Information shown:
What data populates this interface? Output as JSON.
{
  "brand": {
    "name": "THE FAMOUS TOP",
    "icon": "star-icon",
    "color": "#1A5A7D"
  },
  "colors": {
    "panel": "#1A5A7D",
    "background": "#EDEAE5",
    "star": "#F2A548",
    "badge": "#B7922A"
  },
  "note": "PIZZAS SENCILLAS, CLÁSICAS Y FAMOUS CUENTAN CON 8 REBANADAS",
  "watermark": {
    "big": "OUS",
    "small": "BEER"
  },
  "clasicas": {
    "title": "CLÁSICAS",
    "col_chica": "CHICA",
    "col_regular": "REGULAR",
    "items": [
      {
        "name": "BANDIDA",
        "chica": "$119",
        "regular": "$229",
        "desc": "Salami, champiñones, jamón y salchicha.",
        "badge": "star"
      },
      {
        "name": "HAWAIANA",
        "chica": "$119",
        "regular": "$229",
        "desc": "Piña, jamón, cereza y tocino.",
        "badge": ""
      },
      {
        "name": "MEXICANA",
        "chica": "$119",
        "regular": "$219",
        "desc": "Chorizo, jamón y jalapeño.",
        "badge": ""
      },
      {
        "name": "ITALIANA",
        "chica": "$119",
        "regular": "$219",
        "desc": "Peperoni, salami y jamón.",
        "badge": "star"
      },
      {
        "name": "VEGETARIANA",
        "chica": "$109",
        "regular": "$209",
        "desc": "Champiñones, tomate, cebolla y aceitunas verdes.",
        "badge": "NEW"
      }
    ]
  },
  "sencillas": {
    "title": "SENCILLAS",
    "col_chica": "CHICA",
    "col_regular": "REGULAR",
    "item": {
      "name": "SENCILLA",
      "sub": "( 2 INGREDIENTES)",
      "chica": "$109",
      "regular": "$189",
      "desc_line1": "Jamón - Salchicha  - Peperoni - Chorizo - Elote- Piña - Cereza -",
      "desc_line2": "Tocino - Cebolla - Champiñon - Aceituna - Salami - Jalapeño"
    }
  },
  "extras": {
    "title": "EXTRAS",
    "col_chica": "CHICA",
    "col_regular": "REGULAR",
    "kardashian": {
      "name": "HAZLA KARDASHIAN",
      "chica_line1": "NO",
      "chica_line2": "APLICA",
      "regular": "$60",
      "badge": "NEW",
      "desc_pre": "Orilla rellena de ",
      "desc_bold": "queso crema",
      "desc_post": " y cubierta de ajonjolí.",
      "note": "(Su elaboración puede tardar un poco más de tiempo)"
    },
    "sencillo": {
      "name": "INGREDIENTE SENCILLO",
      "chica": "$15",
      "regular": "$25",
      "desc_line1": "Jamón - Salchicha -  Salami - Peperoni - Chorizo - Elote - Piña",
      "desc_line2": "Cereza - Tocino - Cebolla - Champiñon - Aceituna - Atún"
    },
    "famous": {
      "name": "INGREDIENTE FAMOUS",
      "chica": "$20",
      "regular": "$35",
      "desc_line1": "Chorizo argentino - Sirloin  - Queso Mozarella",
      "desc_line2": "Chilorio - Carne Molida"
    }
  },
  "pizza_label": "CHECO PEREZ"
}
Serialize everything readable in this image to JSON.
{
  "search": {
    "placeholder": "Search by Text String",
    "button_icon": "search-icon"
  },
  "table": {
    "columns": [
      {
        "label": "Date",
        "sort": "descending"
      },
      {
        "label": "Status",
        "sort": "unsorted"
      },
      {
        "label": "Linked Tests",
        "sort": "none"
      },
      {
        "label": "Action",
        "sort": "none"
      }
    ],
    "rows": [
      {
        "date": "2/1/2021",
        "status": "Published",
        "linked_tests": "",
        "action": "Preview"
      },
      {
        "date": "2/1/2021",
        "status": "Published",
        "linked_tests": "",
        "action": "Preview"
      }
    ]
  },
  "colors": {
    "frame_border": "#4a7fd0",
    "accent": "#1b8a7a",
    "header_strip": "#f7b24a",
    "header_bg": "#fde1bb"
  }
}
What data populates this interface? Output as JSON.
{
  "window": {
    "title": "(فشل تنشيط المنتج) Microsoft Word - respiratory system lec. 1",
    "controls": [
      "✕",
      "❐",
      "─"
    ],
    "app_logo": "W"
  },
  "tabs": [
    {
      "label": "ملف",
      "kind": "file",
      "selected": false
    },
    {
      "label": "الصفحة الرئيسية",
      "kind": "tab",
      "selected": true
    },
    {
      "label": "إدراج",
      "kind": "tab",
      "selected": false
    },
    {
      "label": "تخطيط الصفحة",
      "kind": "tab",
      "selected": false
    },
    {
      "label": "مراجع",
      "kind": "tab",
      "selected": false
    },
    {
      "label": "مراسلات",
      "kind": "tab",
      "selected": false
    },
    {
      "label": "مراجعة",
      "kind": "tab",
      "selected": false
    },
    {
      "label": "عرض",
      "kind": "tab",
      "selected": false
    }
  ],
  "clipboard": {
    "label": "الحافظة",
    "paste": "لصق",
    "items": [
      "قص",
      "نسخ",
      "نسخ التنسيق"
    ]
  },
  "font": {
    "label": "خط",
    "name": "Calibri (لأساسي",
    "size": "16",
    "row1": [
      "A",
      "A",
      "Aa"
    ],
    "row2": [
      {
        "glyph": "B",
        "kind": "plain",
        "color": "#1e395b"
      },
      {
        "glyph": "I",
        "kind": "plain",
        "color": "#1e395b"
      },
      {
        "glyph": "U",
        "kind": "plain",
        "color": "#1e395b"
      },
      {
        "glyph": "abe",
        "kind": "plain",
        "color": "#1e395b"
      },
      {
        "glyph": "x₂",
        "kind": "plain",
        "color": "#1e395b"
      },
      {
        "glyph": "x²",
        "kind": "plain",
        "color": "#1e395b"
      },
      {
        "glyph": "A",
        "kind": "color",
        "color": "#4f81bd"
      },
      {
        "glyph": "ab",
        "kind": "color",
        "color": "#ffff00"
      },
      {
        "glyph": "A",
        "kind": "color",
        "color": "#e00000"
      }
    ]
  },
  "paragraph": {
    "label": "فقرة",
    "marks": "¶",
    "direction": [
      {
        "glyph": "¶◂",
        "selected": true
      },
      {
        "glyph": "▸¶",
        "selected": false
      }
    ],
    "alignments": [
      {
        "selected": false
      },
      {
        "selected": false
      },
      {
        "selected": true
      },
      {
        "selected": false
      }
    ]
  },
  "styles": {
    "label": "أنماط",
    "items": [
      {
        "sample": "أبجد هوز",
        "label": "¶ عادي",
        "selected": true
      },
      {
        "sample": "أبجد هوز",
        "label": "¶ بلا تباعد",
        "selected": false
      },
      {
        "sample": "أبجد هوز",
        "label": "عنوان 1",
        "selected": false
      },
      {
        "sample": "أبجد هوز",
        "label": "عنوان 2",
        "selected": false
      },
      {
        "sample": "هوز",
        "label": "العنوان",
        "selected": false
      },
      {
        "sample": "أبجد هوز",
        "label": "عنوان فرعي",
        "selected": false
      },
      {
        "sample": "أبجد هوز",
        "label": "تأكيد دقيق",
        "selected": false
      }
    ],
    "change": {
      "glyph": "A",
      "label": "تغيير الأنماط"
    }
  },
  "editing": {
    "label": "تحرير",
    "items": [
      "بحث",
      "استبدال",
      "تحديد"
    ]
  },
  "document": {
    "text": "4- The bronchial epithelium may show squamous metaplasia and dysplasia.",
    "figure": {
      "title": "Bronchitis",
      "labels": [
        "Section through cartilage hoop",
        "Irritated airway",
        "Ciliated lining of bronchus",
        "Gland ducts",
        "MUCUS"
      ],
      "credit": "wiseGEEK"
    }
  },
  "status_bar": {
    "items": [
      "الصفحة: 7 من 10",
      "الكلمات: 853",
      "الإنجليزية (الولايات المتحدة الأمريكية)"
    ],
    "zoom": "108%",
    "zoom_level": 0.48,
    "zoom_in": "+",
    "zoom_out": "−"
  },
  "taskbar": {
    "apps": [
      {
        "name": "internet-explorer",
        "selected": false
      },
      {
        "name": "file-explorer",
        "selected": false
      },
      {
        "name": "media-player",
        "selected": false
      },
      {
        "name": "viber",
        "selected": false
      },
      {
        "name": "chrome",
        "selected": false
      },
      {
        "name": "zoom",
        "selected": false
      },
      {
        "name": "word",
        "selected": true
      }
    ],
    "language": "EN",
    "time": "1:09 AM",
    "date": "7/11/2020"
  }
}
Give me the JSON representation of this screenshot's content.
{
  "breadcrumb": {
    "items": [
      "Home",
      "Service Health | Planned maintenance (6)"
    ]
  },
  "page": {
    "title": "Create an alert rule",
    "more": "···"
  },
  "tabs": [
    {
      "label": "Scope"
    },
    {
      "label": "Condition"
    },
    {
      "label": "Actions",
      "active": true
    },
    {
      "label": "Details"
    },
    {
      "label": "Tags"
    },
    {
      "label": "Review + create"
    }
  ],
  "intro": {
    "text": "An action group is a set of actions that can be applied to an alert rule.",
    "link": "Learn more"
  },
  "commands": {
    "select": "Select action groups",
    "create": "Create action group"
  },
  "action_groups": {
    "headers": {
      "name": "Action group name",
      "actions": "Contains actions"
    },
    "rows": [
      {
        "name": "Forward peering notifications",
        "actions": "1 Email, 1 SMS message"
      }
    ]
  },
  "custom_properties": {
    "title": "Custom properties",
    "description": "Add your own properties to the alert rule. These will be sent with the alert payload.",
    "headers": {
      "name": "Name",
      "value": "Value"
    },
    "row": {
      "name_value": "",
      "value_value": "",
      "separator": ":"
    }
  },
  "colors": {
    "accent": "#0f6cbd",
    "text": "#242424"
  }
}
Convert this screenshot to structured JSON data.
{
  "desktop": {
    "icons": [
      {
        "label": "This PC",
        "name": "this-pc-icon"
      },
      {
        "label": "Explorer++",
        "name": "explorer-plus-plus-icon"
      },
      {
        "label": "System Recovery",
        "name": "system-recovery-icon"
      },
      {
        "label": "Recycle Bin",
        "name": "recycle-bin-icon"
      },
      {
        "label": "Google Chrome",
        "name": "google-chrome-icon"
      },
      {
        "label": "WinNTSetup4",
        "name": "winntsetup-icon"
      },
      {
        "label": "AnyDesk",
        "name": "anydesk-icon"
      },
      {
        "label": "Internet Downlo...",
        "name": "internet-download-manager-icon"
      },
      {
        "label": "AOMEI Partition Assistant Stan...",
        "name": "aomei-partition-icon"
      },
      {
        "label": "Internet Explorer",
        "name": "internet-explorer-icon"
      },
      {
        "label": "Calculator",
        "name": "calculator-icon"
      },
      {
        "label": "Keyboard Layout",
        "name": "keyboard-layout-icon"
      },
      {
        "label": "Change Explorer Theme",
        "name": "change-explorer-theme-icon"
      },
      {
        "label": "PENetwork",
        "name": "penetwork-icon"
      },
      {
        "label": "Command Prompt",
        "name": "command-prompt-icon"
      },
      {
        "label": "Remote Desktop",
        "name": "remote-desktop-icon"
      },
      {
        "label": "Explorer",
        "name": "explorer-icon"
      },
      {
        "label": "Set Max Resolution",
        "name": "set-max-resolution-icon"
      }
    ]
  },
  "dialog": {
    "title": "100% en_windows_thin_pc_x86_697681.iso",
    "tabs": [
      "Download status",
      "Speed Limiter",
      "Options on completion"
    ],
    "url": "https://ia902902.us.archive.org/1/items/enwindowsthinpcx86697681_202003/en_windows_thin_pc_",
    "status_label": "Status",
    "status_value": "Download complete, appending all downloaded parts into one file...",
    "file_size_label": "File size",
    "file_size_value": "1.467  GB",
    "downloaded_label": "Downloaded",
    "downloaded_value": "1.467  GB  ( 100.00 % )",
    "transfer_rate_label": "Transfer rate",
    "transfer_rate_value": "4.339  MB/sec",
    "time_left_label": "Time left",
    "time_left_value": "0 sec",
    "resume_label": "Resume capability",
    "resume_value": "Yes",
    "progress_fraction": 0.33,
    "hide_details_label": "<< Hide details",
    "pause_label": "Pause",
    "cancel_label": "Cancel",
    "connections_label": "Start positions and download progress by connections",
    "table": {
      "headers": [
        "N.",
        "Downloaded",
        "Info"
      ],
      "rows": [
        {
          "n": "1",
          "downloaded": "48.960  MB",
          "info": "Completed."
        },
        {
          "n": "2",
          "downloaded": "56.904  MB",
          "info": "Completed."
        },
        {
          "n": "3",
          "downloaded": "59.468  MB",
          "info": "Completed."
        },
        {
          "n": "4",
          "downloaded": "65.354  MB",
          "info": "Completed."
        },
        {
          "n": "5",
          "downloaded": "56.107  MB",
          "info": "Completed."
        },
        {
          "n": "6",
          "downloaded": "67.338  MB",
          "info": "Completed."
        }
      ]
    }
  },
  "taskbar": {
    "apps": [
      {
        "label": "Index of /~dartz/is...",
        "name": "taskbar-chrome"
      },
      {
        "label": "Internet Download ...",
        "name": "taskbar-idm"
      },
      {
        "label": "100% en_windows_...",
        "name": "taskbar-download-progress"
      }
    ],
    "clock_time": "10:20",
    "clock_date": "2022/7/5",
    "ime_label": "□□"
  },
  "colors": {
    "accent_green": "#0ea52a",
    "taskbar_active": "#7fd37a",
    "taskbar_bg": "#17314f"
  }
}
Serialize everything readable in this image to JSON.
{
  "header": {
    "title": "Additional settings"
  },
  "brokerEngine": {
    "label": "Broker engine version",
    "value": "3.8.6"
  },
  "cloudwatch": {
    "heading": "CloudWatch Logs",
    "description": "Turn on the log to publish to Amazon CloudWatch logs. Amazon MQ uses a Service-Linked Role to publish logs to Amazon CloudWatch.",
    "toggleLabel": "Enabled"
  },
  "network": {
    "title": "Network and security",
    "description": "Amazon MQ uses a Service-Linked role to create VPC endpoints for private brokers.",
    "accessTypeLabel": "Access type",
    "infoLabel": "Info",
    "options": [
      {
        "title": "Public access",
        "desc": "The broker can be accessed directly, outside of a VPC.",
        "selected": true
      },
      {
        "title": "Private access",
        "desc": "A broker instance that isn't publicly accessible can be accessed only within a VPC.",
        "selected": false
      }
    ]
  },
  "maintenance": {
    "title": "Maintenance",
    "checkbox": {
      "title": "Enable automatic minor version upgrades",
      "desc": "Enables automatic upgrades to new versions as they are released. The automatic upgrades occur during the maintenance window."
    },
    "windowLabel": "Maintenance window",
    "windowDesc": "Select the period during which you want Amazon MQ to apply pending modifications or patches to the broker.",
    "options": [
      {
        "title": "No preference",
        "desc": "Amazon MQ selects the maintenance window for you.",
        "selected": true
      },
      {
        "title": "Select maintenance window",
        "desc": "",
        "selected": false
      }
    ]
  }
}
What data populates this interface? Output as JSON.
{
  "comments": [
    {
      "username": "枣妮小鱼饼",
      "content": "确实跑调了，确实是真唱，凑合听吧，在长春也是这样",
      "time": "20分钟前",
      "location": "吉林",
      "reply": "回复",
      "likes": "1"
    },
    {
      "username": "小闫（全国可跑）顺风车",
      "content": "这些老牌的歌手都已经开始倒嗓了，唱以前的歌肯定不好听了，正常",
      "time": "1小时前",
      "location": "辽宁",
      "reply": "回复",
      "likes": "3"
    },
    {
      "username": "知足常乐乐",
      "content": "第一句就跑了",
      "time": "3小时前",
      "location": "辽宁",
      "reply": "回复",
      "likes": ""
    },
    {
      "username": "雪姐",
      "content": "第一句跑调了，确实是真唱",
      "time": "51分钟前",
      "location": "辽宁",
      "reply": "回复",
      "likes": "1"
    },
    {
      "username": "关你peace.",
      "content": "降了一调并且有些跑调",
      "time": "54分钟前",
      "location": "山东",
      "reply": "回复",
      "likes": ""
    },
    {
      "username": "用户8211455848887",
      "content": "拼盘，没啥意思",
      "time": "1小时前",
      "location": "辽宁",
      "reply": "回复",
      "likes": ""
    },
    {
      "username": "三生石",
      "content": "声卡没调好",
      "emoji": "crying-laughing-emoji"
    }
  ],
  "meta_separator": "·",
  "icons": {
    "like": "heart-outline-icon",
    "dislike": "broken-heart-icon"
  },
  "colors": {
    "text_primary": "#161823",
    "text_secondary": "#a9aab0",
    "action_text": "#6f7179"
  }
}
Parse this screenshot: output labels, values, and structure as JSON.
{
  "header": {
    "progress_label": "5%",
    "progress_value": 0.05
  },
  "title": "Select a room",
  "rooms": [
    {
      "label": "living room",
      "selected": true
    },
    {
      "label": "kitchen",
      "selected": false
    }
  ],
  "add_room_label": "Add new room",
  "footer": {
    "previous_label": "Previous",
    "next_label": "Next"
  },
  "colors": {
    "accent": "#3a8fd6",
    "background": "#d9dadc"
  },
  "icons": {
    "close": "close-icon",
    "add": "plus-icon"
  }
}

Task instructions: From the data, list each line in which the string "CLÁSICAS" appears.

The response:
  "note": "PIZZAS SENCILLAS, CLÁSICAS Y FAMOUS CUENTAN CON 8 REBANADAS",
    "title": "CLÁSICAS",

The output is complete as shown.